===== SUPPLIED DATA =====

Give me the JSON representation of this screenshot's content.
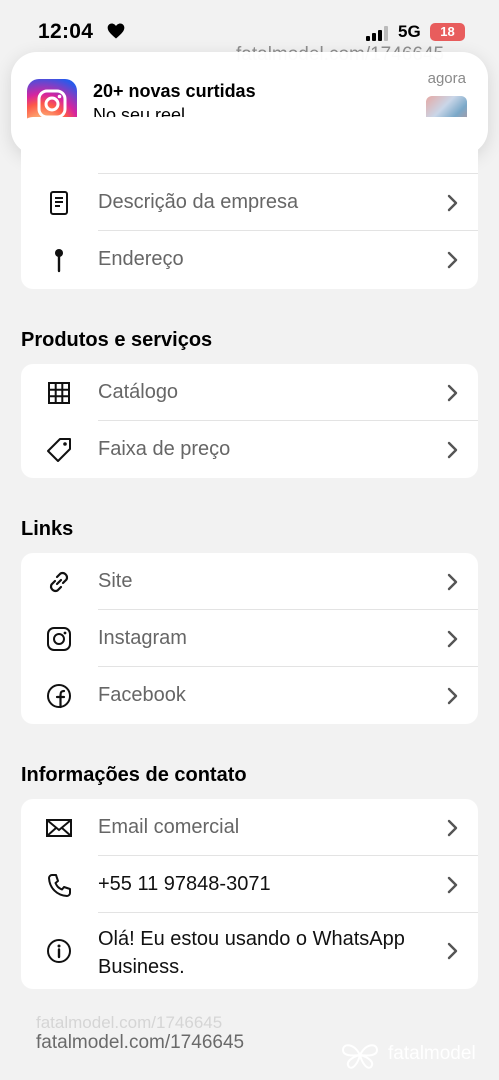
{
  "status_bar": {
    "time": "12:04",
    "network": "5G",
    "battery": "18",
    "watermark": "fatalmodel.com/1746645"
  },
  "notification": {
    "title": "20+ novas curtidas",
    "body": "No seu reel",
    "time": "agora"
  },
  "card1": {
    "items": [
      {
        "label": "Descrição da empresa",
        "icon": "document-icon"
      },
      {
        "label": "Endereço",
        "icon": "pin-icon"
      }
    ]
  },
  "products": {
    "title": "Produtos e serviços",
    "items": [
      {
        "label": "Catálogo",
        "icon": "grid-icon"
      },
      {
        "label": "Faixa de preço",
        "icon": "tag-icon"
      }
    ]
  },
  "links": {
    "title": "Links",
    "items": [
      {
        "label": "Site",
        "icon": "link-icon"
      },
      {
        "label": "Instagram",
        "icon": "instagram-icon"
      },
      {
        "label": "Facebook",
        "icon": "facebook-icon"
      }
    ]
  },
  "contact": {
    "title": "Informações de contato",
    "items": [
      {
        "label": "Email comercial",
        "icon": "envelope-icon"
      },
      {
        "label": "+55 11 97848-3071",
        "icon": "phone-icon"
      },
      {
        "label": "Olá! Eu estou usando o WhatsApp Business.",
        "icon": "info-icon"
      }
    ]
  },
  "footer": {
    "watermark": "fatalmodel.com/1746645",
    "watermark_faint": "fatalmodel.com/1746645",
    "brand": "fatalmodel"
  }
}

=====

▸ TASK TO CARRY OUT: Gather from the records above every line containing the string "icon".

▸ RESULT OF THIS TASK:
        "icon": "document-icon"
        "icon": "pin-icon"
        "icon": "grid-icon"
        "icon": "tag-icon"
        "icon": "link-icon"
        "icon": "instagram-icon"
        "icon": "facebook-icon"
        "icon": "envelope-icon"
        "icon": "phone-icon"
        "icon": "info-icon"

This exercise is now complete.